## Supplied records
=======

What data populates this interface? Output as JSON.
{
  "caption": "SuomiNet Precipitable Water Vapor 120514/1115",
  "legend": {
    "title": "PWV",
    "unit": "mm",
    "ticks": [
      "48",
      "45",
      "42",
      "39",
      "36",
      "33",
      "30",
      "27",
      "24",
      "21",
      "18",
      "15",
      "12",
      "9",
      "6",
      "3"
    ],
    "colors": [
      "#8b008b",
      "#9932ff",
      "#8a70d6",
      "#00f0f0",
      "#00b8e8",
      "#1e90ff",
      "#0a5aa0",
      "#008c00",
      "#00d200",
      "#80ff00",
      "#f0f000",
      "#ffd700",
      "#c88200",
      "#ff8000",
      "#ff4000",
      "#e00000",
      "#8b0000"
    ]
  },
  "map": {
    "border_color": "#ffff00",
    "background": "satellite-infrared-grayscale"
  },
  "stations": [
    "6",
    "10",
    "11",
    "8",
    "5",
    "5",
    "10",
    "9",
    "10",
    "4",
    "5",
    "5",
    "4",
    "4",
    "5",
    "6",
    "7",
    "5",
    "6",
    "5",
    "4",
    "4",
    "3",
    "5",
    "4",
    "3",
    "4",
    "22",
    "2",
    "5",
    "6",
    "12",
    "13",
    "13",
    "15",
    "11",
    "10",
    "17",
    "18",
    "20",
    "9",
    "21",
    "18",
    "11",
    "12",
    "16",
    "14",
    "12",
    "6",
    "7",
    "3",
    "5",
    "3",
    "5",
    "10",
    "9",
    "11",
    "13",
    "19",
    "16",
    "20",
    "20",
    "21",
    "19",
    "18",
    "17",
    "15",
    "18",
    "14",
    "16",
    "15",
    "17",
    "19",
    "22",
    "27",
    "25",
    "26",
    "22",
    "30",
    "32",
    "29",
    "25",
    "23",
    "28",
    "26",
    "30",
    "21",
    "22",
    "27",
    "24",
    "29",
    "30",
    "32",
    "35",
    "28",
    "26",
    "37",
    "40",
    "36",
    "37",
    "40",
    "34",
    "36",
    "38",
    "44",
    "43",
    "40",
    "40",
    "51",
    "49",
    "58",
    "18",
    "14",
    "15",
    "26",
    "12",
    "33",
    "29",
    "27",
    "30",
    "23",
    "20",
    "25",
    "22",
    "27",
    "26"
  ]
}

=======

## Task statement
Print the whole listing again, exactly.

## Correct response
What data populates this interface? Output as JSON.
{
  "caption": "SuomiNet Precipitable Water Vapor 120514/1115",
  "legend": {
    "title": "PWV",
    "unit": "mm",
    "ticks": [
      "48",
      "45",
      "42",
      "39",
      "36",
      "33",
      "30",
      "27",
      "24",
      "21",
      "18",
      "15",
      "12",
      "9",
      "6",
      "3"
    ],
    "colors": [
      "#8b008b",
      "#9932ff",
      "#8a70d6",
      "#00f0f0",
      "#00b8e8",
      "#1e90ff",
      "#0a5aa0",
      "#008c00",
      "#00d200",
      "#80ff00",
      "#f0f000",
      "#ffd700",
      "#c88200",
      "#ff8000",
      "#ff4000",
      "#e00000",
      "#8b0000"
    ]
  },
  "map": {
    "border_color": "#ffff00",
    "background": "satellite-infrared-grayscale"
  },
  "stations": [
    "6",
    "10",
    "11",
    "8",
    "5",
    "5",
    "10",
    "9",
    "10",
    "4",
    "5",
    "5",
    "4",
    "4",
    "5",
    "6",
    "7",
    "5",
    "6",
    "5",
    "4",
    "4",
    "3",
    "5",
    "4",
    "3",
    "4",
    "22",
    "2",
    "5",
    "6",
    "12",
    "13",
    "13",
    "15",
    "11",
    "10",
    "17",
    "18",
    "20",
    "9",
    "21",
    "18",
    "11",
    "12",
    "16",
    "14",
    "12",
    "6",
    "7",
    "3",
    "5",
    "3",
    "5",
    "10",
    "9",
    "11",
    "13",
    "19",
    "16",
    "20",
    "20",
    "21",
    "19",
    "18",
    "17",
    "15",
    "18",
    "14",
    "16",
    "15",
    "17",
    "19",
    "22",
    "27",
    "25",
    "26",
    "22",
    "30",
    "32",
    "29",
    "25",
    "23",
    "28",
    "26",
    "30",
    "21",
    "22",
    "27",
    "24",
    "29",
    "30",
    "32",
    "35",
    "28",
    "26",
    "37",
    "40",
    "36",
    "37",
    "40",
    "34",
    "36",
    "38",
    "44",
    "43",
    "40",
    "40",
    "51",
    "49",
    "58",
    "18",
    "14",
    "15",
    "26",
    "12",
    "33",
    "29",
    "27",
    "30",
    "23",
    "20",
    "25",
    "22",
    "27",
    "26"
  ]
}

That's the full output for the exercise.